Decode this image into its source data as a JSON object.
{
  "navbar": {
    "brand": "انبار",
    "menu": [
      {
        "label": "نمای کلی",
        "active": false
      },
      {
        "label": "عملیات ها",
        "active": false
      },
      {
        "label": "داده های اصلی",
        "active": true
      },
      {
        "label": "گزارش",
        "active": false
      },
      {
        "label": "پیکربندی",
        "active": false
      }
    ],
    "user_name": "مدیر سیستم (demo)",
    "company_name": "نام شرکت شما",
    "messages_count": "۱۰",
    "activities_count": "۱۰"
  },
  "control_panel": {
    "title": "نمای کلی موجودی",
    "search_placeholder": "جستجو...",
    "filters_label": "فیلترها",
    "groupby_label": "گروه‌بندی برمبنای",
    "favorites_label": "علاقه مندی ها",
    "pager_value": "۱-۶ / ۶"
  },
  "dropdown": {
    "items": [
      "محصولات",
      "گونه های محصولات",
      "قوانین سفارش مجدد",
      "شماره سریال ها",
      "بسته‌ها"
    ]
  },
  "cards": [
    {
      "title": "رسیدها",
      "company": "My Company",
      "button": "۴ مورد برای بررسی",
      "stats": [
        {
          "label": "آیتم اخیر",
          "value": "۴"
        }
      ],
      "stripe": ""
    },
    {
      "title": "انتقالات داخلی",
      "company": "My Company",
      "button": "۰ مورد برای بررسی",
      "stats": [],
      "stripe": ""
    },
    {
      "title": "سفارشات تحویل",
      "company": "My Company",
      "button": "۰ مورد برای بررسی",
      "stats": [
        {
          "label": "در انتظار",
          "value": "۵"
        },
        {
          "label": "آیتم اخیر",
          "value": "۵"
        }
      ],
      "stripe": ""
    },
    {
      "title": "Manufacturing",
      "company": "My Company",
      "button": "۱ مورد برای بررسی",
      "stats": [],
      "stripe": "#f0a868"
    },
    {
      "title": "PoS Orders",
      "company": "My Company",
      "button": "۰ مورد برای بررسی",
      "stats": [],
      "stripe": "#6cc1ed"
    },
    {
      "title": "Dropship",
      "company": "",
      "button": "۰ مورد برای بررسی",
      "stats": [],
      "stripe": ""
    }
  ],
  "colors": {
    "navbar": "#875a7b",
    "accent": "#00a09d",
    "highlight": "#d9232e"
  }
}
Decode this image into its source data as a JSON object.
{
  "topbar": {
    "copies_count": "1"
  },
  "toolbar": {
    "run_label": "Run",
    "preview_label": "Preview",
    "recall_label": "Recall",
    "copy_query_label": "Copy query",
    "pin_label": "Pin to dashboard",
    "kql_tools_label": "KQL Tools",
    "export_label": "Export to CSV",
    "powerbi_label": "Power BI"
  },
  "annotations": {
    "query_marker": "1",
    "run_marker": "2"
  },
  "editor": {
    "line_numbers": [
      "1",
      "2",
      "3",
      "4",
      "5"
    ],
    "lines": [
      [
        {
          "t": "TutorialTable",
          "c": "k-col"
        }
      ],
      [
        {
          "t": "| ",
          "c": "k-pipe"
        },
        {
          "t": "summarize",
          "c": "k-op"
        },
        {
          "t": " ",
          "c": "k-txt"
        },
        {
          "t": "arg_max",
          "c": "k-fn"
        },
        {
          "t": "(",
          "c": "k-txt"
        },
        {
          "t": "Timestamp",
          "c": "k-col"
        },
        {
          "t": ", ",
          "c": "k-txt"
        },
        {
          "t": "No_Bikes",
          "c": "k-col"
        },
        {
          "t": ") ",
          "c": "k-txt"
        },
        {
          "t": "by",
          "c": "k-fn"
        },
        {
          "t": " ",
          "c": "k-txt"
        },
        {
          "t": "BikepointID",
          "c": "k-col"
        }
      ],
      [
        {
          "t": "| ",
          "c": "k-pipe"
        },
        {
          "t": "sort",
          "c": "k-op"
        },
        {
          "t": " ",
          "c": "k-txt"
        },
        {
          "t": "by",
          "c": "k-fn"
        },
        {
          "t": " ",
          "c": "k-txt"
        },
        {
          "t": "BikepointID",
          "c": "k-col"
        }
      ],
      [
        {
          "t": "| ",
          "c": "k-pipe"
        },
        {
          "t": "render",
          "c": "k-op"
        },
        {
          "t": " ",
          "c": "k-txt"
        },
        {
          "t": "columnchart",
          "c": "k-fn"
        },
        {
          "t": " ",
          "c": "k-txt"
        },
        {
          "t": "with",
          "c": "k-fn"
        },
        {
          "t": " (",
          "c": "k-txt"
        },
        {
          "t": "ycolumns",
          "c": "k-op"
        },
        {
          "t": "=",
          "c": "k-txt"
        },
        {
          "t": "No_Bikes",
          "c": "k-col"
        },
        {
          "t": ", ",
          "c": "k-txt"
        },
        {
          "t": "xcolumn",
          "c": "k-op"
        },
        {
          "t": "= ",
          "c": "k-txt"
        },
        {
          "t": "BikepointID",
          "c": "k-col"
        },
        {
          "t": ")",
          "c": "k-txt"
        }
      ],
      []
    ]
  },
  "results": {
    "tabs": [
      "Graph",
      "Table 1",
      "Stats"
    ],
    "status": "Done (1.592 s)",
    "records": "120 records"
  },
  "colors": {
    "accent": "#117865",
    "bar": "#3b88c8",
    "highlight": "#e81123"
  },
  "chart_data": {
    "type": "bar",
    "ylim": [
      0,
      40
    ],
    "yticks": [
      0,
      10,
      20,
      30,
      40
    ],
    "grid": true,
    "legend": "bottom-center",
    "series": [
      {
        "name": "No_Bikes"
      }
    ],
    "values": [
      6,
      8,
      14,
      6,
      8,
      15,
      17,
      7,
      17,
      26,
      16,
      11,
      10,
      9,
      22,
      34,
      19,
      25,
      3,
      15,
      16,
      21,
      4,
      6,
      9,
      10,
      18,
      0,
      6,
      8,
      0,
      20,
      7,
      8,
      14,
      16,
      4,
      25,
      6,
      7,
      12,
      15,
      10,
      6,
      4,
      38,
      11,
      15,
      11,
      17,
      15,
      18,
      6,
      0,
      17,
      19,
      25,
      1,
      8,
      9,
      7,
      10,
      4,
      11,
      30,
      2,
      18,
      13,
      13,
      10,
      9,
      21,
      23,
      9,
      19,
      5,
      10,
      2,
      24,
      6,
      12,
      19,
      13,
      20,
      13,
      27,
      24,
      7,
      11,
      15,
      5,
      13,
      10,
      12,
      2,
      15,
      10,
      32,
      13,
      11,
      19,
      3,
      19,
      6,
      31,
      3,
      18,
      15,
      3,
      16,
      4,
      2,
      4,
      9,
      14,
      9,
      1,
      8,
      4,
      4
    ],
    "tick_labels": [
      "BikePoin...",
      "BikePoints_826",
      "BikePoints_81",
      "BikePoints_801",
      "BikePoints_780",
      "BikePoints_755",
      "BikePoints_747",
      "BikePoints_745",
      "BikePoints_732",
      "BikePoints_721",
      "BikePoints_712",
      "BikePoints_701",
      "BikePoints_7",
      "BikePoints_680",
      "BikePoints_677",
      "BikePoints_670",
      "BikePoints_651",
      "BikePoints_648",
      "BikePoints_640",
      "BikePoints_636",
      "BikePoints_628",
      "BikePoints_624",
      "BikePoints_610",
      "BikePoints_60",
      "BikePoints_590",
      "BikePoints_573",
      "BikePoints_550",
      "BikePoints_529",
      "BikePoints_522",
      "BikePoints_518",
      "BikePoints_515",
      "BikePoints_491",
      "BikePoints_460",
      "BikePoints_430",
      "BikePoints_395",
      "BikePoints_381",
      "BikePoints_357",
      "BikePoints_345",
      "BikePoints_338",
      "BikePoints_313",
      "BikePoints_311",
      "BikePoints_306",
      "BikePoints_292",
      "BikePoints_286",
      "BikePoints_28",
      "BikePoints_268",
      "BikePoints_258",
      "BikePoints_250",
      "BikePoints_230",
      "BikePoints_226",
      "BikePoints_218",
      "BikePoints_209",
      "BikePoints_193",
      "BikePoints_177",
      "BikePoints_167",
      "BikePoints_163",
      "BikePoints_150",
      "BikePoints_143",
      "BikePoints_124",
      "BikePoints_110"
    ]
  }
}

------------------------

• [REQUIREMENTS]:
Look through the listing above. Pick out each line with "title" and copy it.

• [ANSWER TO THE TASK]:
    "title": "نمای کلی موجودی",
      "title": "رسیدها",
      "title": "انتقالات داخلی",
      "title": "سفارشات تحویل",
      "title": "Manufacturing",
      "title": "PoS Orders",
      "title": "Dropship",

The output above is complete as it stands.